Collect every line of the records below that contains the word "question".

> **Dataset excerpts**

§

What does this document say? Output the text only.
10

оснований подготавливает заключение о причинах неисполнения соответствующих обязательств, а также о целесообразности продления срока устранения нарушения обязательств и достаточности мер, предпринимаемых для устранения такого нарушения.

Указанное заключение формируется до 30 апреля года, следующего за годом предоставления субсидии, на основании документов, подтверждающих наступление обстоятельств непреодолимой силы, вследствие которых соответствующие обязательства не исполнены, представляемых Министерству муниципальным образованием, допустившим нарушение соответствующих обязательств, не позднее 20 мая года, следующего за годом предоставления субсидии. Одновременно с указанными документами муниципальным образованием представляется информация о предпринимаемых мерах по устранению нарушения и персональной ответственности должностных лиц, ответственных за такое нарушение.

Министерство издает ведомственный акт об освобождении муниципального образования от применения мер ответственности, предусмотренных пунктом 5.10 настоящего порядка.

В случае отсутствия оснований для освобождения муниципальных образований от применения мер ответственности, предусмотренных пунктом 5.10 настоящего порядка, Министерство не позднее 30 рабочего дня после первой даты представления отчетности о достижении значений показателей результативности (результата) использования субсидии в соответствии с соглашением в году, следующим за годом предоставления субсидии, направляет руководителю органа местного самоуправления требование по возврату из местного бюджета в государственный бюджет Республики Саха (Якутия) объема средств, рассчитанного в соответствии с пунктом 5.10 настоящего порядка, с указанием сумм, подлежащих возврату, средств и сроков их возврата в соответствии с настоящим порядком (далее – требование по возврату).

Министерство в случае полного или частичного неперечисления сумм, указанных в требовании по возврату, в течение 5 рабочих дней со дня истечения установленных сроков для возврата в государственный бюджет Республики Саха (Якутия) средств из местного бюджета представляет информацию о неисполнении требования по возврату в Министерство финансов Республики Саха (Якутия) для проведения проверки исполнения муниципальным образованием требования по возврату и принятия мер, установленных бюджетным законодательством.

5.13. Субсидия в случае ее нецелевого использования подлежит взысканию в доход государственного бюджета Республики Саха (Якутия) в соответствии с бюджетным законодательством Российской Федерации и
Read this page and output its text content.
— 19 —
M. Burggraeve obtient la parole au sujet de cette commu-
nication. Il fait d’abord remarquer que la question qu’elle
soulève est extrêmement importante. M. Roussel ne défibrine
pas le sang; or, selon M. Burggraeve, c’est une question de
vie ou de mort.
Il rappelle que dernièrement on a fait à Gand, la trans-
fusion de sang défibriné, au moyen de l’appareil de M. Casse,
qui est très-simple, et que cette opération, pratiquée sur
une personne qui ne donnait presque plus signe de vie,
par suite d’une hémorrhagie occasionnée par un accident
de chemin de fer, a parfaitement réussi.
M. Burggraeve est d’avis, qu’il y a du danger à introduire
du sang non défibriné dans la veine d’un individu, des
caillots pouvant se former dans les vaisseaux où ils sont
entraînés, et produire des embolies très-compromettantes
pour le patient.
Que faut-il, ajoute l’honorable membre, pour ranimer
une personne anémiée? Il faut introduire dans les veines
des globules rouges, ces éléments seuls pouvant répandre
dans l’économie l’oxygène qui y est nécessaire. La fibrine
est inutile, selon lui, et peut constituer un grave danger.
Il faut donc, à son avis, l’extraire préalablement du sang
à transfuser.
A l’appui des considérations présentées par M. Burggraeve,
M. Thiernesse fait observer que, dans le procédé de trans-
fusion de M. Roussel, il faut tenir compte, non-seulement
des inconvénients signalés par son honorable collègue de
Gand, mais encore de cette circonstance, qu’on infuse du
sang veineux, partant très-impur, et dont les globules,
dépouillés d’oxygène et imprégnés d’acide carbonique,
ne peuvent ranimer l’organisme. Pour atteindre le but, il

§

> **The solution**
nication. Il fait d’abord remarquer que la question qu’elle
pas le sang; or, selon M. Burggraeve, c’est une question de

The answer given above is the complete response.